_Work to do_: Transcribe the records below exactly, leaving out any pictures.

_Data to process_:

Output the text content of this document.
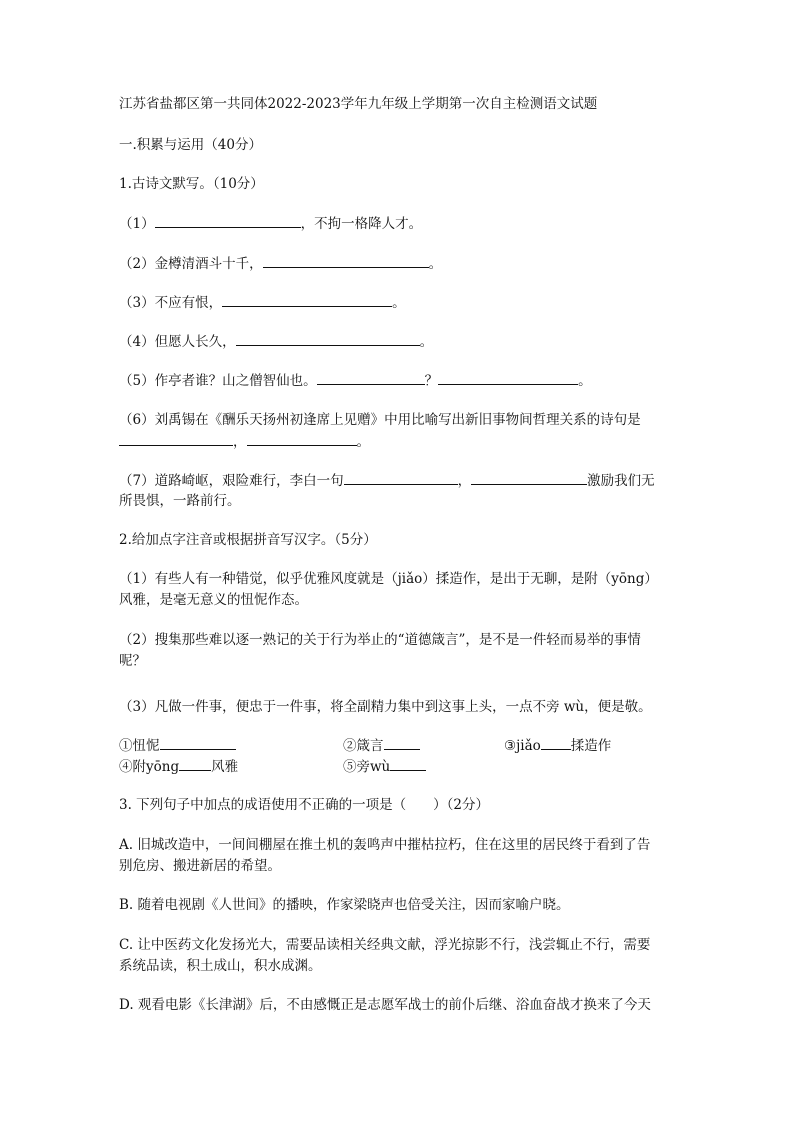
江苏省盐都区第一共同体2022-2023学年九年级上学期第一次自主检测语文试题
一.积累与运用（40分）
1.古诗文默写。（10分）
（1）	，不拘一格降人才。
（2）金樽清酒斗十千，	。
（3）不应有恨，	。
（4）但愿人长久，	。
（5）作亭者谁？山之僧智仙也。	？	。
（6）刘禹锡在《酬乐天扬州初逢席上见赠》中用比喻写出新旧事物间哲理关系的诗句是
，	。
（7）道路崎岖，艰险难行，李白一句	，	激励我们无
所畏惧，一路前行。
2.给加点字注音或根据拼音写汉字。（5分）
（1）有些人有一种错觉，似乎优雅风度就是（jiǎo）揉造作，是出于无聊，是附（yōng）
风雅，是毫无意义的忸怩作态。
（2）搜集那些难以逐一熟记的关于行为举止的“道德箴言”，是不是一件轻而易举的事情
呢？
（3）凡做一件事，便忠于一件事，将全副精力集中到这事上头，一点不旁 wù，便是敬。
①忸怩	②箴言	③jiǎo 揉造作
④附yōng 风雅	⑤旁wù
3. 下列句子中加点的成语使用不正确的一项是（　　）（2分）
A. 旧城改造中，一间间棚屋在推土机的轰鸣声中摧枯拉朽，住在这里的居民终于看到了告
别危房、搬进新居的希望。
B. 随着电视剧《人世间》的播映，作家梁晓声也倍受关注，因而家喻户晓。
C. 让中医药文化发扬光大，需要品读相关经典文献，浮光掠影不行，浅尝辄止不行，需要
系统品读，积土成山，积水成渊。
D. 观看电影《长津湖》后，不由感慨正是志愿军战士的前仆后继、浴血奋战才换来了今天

_Final result_:
Output the text content of this document.
江苏省盐都区第一共同体2022-2023学年九年级上学期第一次自主检测语文试题
一.积累与运用（40分）
1.古诗文默写。（10分）
（1）	，不拘一格降人才。
（2）金樽清酒斗十千，	。
（3）不应有恨，	。
（4）但愿人长久，	。
（5）作亭者谁？山之僧智仙也。	？	。
（6）刘禹锡在《酬乐天扬州初逢席上见赠》中用比喻写出新旧事物间哲理关系的诗句是
，	。
（7）道路崎岖，艰险难行，李白一句	，	激励我们无
所畏惧，一路前行。
2.给加点字注音或根据拼音写汉字。（5分）
（1）有些人有一种错觉，似乎优雅风度就是（jiǎo）揉造作，是出于无聊，是附（yōng）
风雅，是毫无意义的忸怩作态。
（2）搜集那些难以逐一熟记的关于行为举止的“道德箴言”，是不是一件轻而易举的事情
呢？
（3）凡做一件事，便忠于一件事，将全副精力集中到这事上头，一点不旁 wù，便是敬。
①忸怩	②箴言	③jiǎo 揉造作
④附yōng 风雅	⑤旁wù
3. 下列句子中加点的成语使用不正确的一项是（　　）（2分）
A. 旧城改造中，一间间棚屋在推土机的轰鸣声中摧枯拉朽，住在这里的居民终于看到了告
别危房、搬进新居的希望。
B. 随着电视剧《人世间》的播映，作家梁晓声也倍受关注，因而家喻户晓。
C. 让中医药文化发扬光大，需要品读相关经典文献，浮光掠影不行，浅尝辄止不行，需要
系统品读，积土成山，积水成渊。
D. 观看电影《长津湖》后，不由感慨正是志愿军战士的前仆后继、浴血奋战才换来了今天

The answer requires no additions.